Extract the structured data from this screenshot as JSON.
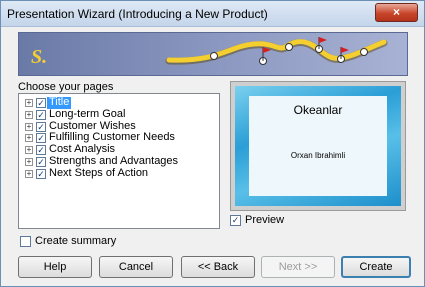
{
  "window": {
    "title": "Presentation Wizard (Introducing a New Product)",
    "close_icon": "×"
  },
  "banner": {
    "logo_text": "S."
  },
  "pages": {
    "label": "Choose your pages",
    "items": [
      {
        "label": "Title",
        "checked": true,
        "selected": true
      },
      {
        "label": "Long-term Goal",
        "checked": true
      },
      {
        "label": "Customer Wishes",
        "checked": true
      },
      {
        "label": "Fulfilling Customer Needs",
        "checked": true
      },
      {
        "label": "Cost Analysis",
        "checked": true
      },
      {
        "label": "Strengths and Advantages",
        "checked": true
      },
      {
        "label": "Next Steps of Action",
        "checked": true
      }
    ]
  },
  "preview": {
    "slide_title": "Okeanlar",
    "slide_subtitle": "Orxan Ibrahimli",
    "checkbox_label": "Preview",
    "checked": true
  },
  "summary": {
    "label": "Create summary",
    "checked": false
  },
  "buttons": {
    "help": "Help",
    "cancel": "Cancel",
    "back": "<< Back",
    "next": "Next >>",
    "create": "Create"
  },
  "colors": {
    "selection": "#3399ff",
    "banner": "#8794bd",
    "track": "#f4cf2f"
  }
}
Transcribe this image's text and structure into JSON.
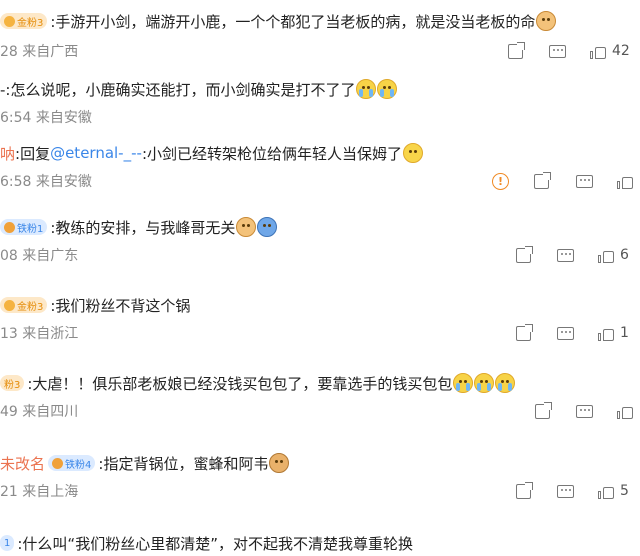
{
  "comments": [
    {
      "prefix_badge": "金粉3",
      "text": ":手游开小剑，端游开小鹿，一个个都犯了当老板的病，就是没当老板的命",
      "time": "28 来自广西",
      "likes": "42",
      "emoji": [
        "dog-icon"
      ]
    },
    {
      "text": "-:怎么说呢，小鹿确实还能打，而小剑确实是打不了了",
      "time": "6:54 来自安徽",
      "emoji": [
        "crying-face-icon",
        "crying-face-icon"
      ]
    },
    {
      "name": "呐",
      "reply": ":回复",
      "mention": "@eternal-_--",
      "text": ":小剑已经转架枪位给俩年轻人当保姆了",
      "time": "6:58 来自安徽",
      "emoji": [
        "sleepy-face-icon"
      ]
    },
    {
      "prefix_badge": "铁粉1",
      "text": ":教练的安排，与我峰哥无关",
      "time": "08 来自广东",
      "likes": "6",
      "emoji": [
        "dog-icon",
        "hand-on-head-icon"
      ]
    },
    {
      "prefix_badge": "金粉3",
      "text": ":我们粉丝不背这个锅",
      "time": "13 来自浙江",
      "likes": "1"
    },
    {
      "prefix_badge": "粉3",
      "text": ":大虐！！俱乐部老板娘已经没钱买包包了，要靠选手的钱买包包",
      "time": "49 来自四川",
      "emoji": [
        "crying-face-icon",
        "crying-face-icon",
        "crying-face-icon"
      ]
    },
    {
      "name": "未改名",
      "prefix_badge": "铁粉4",
      "text": ":指定背锅位，蜜蜂和阿韦",
      "time": "21 来自上海",
      "likes": "5",
      "emoji": [
        "bear-face-icon"
      ]
    },
    {
      "prefix_badge": "1",
      "text": ":什么叫“我们粉丝心里都清楚”，对不起我不清楚我尊重轮换"
    }
  ],
  "report_symbol": "!"
}
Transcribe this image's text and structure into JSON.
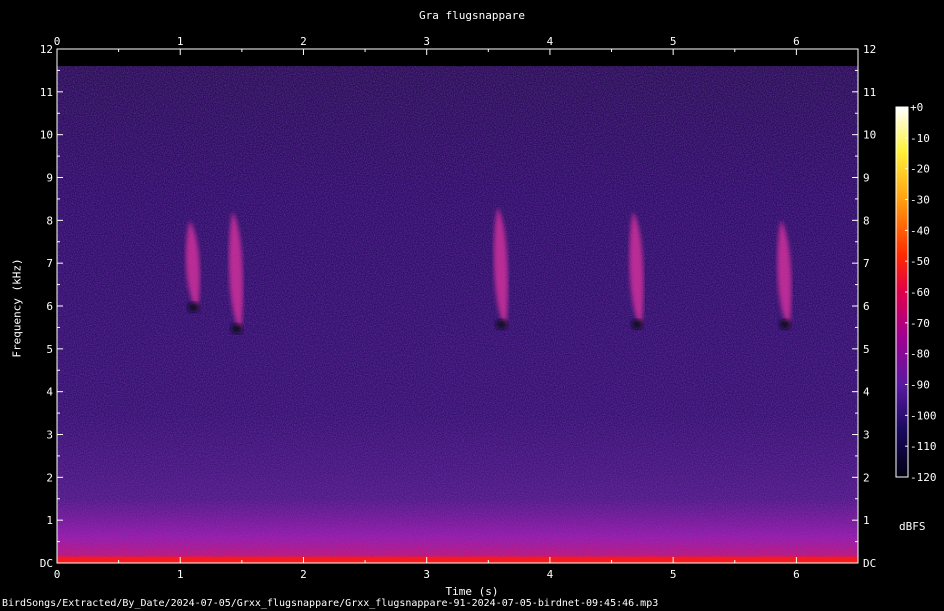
{
  "chart_data": {
    "type": "heatmap",
    "title": "Gra flugsnappare",
    "xlabel": "Time (s)",
    "ylabel": "Frequency (kHz)",
    "xlim": [
      0,
      6.5
    ],
    "ylim": [
      0,
      12
    ],
    "x_ticks": [
      "0",
      "1",
      "2",
      "3",
      "4",
      "5",
      "6"
    ],
    "y_ticks": [
      "DC",
      "1",
      "2",
      "3",
      "4",
      "5",
      "6",
      "7",
      "8",
      "9",
      "10",
      "11",
      "12"
    ],
    "colorbar": {
      "unit": "dBFS",
      "range": [
        -120,
        0
      ],
      "ticks": [
        "+0",
        "-10",
        "-20",
        "-30",
        "-40",
        "-50",
        "-60",
        "-70",
        "-80",
        "-90",
        "-100",
        "-110",
        "-120"
      ]
    },
    "noise_cutoff_khz": 11.6,
    "calls": [
      {
        "t": 1.1,
        "f_low": 5.9,
        "f_high": 8.0
      },
      {
        "t": 1.45,
        "f_low": 5.4,
        "f_high": 8.2
      },
      {
        "t": 3.6,
        "f_low": 5.5,
        "f_high": 8.3
      },
      {
        "t": 4.7,
        "f_low": 5.5,
        "f_high": 8.2
      },
      {
        "t": 5.9,
        "f_low": 5.5,
        "f_high": 8.0
      }
    ],
    "colors": {
      "background_noise": "#2b0f63",
      "low_freq_energy": "#9a1aa8",
      "dc_band": "#ff1a10",
      "call": "#d8309e"
    }
  },
  "file_path": "BirdSongs/Extracted/By_Date/2024-07-05/Grxx_flugsnappare/Grxx_flugsnappare-91-2024-07-05-birdnet-09:45:46.mp3"
}
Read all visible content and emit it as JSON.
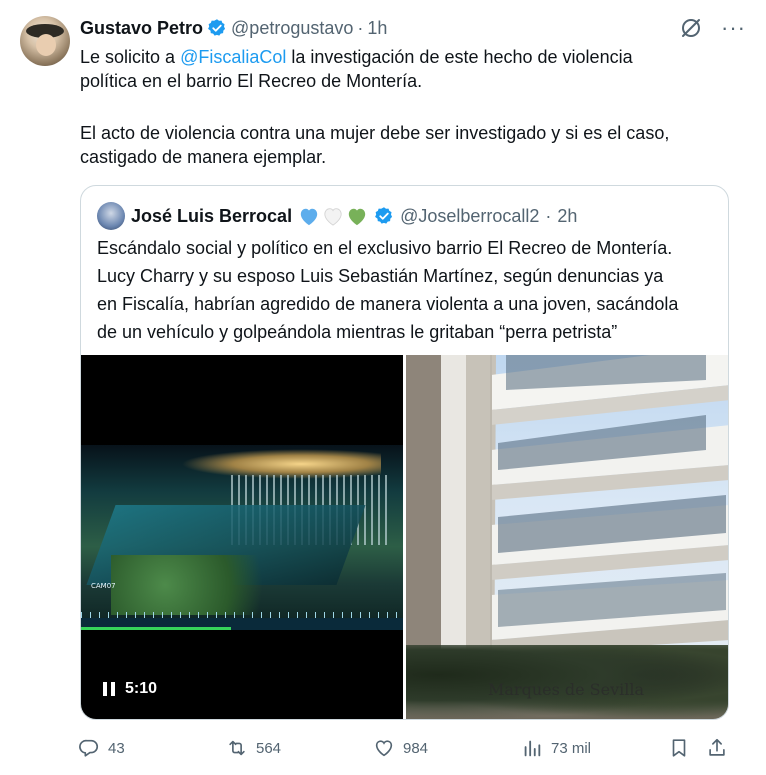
{
  "tweet": {
    "author_name": "Gustavo Petro",
    "author_handle": "@petrogustavo",
    "separator": "·",
    "time": "1h",
    "more_label": "···",
    "text_line1_pre": "Le solicito a ",
    "mention": "@FiscaliaCol",
    "text_line1_post": " la investigación de este hecho de violencia",
    "text_line2": "política en el barrio El Recreo de Montería.",
    "text_line3": "El acto de violencia contra una mujer debe ser investigado y si es el caso,",
    "text_line4": "castigado de manera ejemplar."
  },
  "quote": {
    "author_name": "José Luis Berrocal",
    "hearts": [
      "blue",
      "white",
      "green"
    ],
    "author_handle": "@Joselberrocall2",
    "separator": "·",
    "time": "2h",
    "text_line1": "Escándalo social y político en el exclusivo barrio El Recreo de Montería.",
    "text_line2": "Lucy Charry y su esposo Luis Sebastián Martínez, según denuncias ya",
    "text_line3": "en Fiscalía, habrían agredido de manera violenta a una joven, sacándola",
    "text_line4": "de un vehículo y golpeándola mientras le gritaban “perra petrista”",
    "video": {
      "duration": "5:10",
      "camera_label": "CAM07",
      "timeline_labels": [
        "10",
        "11",
        "12",
        "13",
        "14",
        "15"
      ]
    },
    "photo_sign": "Marques de Sevilla"
  },
  "actions": {
    "replies": "43",
    "reposts": "564",
    "likes": "984",
    "views": "73 mil"
  },
  "colors": {
    "accent": "#1d9bf0",
    "muted": "#536471",
    "text": "#0f1419",
    "border": "#cfd9de"
  }
}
========================================
> Short problem:
Without the pictures, print the records in full, exactly as they appear.

> Answer for the task:
Extract the structured data from this screenshot as JSON.
{
  "window": {
    "title": "Presentation Wizard (Introducing a New Product)",
    "close_icon": "×"
  },
  "banner": {
    "logo_text": "S."
  },
  "pages": {
    "label": "Choose your pages",
    "items": [
      {
        "label": "Title",
        "checked": true,
        "selected": true
      },
      {
        "label": "Long-term Goal",
        "checked": true
      },
      {
        "label": "Customer Wishes",
        "checked": true
      },
      {
        "label": "Fulfilling Customer Needs",
        "checked": true
      },
      {
        "label": "Cost Analysis",
        "checked": true
      },
      {
        "label": "Strengths and Advantages",
        "checked": true
      },
      {
        "label": "Next Steps of Action",
        "checked": true
      }
    ]
  },
  "preview": {
    "slide_title": "Okeanlar",
    "slide_subtitle": "Orxan Ibrahimli",
    "checkbox_label": "Preview",
    "checked": true
  },
  "summary": {
    "label": "Create summary",
    "checked": false
  },
  "buttons": {
    "help": "Help",
    "cancel": "Cancel",
    "back": "<< Back",
    "next": "Next >>",
    "create": "Create"
  },
  "colors": {
    "selection": "#3399ff",
    "banner": "#8794bd",
    "track": "#f4cf2f"
  }
}
Transcribe this image's text and structure into JSON.
{
  "comments": [
    {
      "prefix_badge": "金粉3",
      "text": ":手游开小剑，端游开小鹿，一个个都犯了当老板的病，就是没当老板的命",
      "time": "28 来自广西",
      "likes": "42",
      "emoji": [
        "dog-icon"
      ]
    },
    {
      "text": "-:怎么说呢，小鹿确实还能打，而小剑确实是打不了了",
      "time": "6:54 来自安徽",
      "emoji": [
        "crying-face-icon",
        "crying-face-icon"
      ]
    },
    {
      "name": "呐",
      "reply": ":回复",
      "mention": "@eternal-_--",
      "text": ":小剑已经转架枪位给俩年轻人当保姆了",
      "time": "6:58 来自安徽",
      "emoji": [
        "sleepy-face-icon"
      ]
    },
    {
      "prefix_badge": "铁粉1",
      "text": ":教练的安排，与我峰哥无关",
      "time": "08 来自广东",
      "likes": "6",
      "emoji": [
        "dog-icon",
        "hand-on-head-icon"
      ]
    },
    {
      "prefix_badge": "金粉3",
      "text": ":我们粉丝不背这个锅",
      "time": "13 来自浙江",
      "likes": "1"
    },
    {
      "prefix_badge": "粉3",
      "text": ":大虐！！俱乐部老板娘已经没钱买包包了，要靠选手的钱买包包",
      "time": "49 来自四川",
      "emoji": [
        "crying-face-icon",
        "crying-face-icon",
        "crying-face-icon"
      ]
    },
    {
      "name": "未改名",
      "prefix_badge": "铁粉4",
      "text": ":指定背锅位，蜜蜂和阿韦",
      "time": "21 来自上海",
      "likes": "5",
      "emoji": [
        "bear-face-icon"
      ]
    },
    {
      "prefix_badge": "1",
      "text": ":什么叫“我们粉丝心里都清楚”，对不起我不清楚我尊重轮换"
    }
  ],
  "report_symbol": "!"
}
Transcribe this image's text and structure into JSON.
{
  "chart_data": {
    "type": "heatmap",
    "title": "Gra flugsnappare",
    "xlabel": "Time (s)",
    "ylabel": "Frequency (kHz)",
    "xlim": [
      0,
      6.5
    ],
    "ylim": [
      0,
      12
    ],
    "x_ticks": [
      "0",
      "1",
      "2",
      "3",
      "4",
      "5",
      "6"
    ],
    "y_ticks": [
      "DC",
      "1",
      "2",
      "3",
      "4",
      "5",
      "6",
      "7",
      "8",
      "9",
      "10",
      "11",
      "12"
    ],
    "colorbar": {
      "unit": "dBFS",
      "range": [
        -120,
        0
      ],
      "ticks": [
        "+0",
        "-10",
        "-20",
        "-30",
        "-40",
        "-50",
        "-60",
        "-70",
        "-80",
        "-90",
        "-100",
        "-110",
        "-120"
      ]
    },
    "noise_cutoff_khz": 11.6,
    "calls": [
      {
        "t": 1.1,
        "f_low": 5.9,
        "f_high": 8.0
      },
      {
        "t": 1.45,
        "f_low": 5.4,
        "f_high": 8.2
      },
      {
        "t": 3.6,
        "f_low": 5.5,
        "f_high": 8.3
      },
      {
        "t": 4.7,
        "f_low": 5.5,
        "f_high": 8.2
      },
      {
        "t": 5.9,
        "f_low": 5.5,
        "f_high": 8.0
      }
    ],
    "colors": {
      "background_noise": "#2b0f63",
      "low_freq_energy": "#9a1aa8",
      "dc_band": "#ff1a10",
      "call": "#d8309e"
    }
  },
  "file_path": "BirdSongs/Extracted/By_Date/2024-07-05/Grxx_flugsnappare/Grxx_flugsnappare-91-2024-07-05-birdnet-09:45:46.mp3"
}
Read all visible content and emit it as JSON.
{
  "tweet": {
    "author_name": "Gustavo Petro",
    "author_handle": "@petrogustavo",
    "separator": "·",
    "time": "1h",
    "more_label": "···",
    "text_line1_pre": "Le solicito a ",
    "mention": "@FiscaliaCol",
    "text_line1_post": " la investigación de este hecho de violencia",
    "text_line2": "política en el barrio El Recreo de Montería.",
    "text_line3": "El acto de violencia contra una mujer debe ser investigado y si es el caso,",
    "text_line4": "castigado de manera ejemplar."
  },
  "quote": {
    "author_name": "José Luis Berrocal",
    "hearts": [
      "blue",
      "white",
      "green"
    ],
    "author_handle": "@Joselberrocall2",
    "separator": "·",
    "time": "2h",
    "text_line1": "Escándalo social y político en el exclusivo barrio El Recreo de Montería.",
    "text_line2": "Lucy Charry y su esposo Luis Sebastián Martínez, según denuncias ya",
    "text_line3": "en Fiscalía, habrían agredido de manera violenta a una joven, sacándola",
    "text_line4": "de un vehículo y golpeándola mientras le gritaban “perra petrista”",
    "video": {
      "duration": "5:10",
      "camera_label": "CAM07",
      "timeline_labels": [
        "10",
        "11",
        "12",
        "13",
        "14",
        "15"
      ]
    },
    "photo_sign": "Marques de Sevilla"
  },
  "actions": {
    "replies": "43",
    "reposts": "564",
    "likes": "984",
    "views": "73 mil"
  },
  "colors": {
    "accent": "#1d9bf0",
    "muted": "#536471",
    "text": "#0f1419",
    "border": "#cfd9de"
  }
}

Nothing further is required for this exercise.